■ What to produce ■
Look for the string "window" and copy every line that has it.

○ ○ ○ ○

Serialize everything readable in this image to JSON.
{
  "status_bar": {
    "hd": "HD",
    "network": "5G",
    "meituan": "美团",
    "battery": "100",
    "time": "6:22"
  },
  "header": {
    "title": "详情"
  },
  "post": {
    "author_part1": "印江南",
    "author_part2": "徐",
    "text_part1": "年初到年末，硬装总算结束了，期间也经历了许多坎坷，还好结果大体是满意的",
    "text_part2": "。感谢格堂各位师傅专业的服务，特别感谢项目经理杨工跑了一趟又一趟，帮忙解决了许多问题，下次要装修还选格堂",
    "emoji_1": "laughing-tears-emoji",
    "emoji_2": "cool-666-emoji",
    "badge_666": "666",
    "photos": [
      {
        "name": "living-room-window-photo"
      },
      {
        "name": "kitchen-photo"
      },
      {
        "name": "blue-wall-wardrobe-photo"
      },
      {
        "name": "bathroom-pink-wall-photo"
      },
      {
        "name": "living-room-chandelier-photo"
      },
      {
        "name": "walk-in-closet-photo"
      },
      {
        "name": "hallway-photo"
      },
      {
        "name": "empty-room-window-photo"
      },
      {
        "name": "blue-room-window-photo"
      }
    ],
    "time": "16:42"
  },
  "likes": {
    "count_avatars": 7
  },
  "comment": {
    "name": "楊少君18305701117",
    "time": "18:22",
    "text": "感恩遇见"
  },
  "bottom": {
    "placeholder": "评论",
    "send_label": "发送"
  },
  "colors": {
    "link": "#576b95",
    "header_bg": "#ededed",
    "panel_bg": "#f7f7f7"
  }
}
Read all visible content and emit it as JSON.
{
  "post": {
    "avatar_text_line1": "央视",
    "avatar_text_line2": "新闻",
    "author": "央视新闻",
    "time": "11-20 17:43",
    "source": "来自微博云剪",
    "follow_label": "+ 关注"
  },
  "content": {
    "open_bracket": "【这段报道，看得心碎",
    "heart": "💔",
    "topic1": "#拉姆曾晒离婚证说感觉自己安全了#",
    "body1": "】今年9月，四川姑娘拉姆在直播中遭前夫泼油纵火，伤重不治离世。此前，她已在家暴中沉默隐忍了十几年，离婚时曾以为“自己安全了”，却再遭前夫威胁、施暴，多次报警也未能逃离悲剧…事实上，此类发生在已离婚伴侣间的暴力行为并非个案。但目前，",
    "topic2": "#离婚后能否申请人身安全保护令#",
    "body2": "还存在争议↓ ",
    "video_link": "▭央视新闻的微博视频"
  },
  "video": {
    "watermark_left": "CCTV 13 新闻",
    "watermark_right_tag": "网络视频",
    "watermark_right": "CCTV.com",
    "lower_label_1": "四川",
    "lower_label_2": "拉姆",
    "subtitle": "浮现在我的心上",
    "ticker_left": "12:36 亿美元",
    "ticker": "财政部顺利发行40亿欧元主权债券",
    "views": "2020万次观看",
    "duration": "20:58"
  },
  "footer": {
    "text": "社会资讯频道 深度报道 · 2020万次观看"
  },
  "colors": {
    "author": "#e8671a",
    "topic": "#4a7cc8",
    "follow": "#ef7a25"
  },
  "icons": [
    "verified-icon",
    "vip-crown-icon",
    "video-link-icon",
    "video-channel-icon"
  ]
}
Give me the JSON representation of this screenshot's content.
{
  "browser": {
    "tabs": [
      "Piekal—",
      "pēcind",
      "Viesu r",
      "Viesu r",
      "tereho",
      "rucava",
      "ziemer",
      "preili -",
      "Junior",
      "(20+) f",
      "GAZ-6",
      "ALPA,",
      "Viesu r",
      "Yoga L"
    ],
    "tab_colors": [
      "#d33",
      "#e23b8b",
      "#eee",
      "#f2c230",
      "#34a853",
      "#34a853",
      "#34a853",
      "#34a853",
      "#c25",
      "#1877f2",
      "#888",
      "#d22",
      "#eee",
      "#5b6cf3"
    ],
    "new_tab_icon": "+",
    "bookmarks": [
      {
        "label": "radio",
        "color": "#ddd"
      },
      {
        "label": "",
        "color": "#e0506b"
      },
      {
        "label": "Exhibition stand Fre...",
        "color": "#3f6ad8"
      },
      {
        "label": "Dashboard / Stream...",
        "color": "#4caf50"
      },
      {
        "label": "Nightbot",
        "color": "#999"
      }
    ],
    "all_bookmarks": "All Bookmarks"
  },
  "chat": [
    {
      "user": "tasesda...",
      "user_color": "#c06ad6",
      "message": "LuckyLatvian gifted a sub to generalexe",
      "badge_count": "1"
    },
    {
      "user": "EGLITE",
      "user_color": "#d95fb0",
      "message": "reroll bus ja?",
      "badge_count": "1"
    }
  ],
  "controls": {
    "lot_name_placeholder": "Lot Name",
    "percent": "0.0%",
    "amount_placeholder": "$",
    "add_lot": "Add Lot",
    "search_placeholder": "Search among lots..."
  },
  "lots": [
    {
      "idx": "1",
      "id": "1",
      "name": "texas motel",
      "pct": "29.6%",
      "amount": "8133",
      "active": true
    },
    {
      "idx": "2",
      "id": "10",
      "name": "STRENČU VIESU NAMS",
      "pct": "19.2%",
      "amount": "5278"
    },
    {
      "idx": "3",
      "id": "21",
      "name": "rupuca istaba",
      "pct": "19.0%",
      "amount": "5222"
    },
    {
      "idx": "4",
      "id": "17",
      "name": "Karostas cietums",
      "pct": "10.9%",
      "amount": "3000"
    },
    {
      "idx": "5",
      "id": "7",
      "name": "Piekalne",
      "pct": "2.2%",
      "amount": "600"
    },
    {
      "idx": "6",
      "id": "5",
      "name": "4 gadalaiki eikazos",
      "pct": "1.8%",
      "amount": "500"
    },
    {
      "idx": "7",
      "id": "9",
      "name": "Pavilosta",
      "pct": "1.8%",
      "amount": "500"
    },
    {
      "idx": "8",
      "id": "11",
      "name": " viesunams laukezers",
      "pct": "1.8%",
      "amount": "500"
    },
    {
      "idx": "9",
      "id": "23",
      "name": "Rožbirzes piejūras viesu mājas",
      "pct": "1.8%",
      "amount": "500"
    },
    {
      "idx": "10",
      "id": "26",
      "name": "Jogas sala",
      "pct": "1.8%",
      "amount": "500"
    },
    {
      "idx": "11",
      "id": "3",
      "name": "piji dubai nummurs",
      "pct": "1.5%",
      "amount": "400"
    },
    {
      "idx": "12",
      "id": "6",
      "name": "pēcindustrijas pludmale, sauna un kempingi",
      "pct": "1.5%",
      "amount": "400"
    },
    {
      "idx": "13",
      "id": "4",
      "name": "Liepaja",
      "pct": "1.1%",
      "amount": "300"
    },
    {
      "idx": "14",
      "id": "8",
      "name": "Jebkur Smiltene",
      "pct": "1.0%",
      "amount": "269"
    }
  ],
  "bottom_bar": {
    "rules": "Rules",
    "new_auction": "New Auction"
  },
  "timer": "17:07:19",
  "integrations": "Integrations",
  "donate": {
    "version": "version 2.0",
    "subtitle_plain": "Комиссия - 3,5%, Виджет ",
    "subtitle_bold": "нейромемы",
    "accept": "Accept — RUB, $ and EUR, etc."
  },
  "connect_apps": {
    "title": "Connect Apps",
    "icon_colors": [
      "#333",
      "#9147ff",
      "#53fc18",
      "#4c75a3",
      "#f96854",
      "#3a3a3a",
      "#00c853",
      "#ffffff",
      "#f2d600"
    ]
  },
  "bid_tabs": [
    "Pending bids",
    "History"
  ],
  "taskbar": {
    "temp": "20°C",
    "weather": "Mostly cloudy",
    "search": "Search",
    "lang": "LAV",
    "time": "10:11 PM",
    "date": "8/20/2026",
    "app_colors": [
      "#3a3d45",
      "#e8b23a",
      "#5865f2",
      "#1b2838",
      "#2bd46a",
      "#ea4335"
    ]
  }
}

○ ○ ○ ○

■ Finished answer ■
        "name": "living-room-window-photo"
        "name": "empty-room-window-photo"
        "name": "blue-room-window-photo"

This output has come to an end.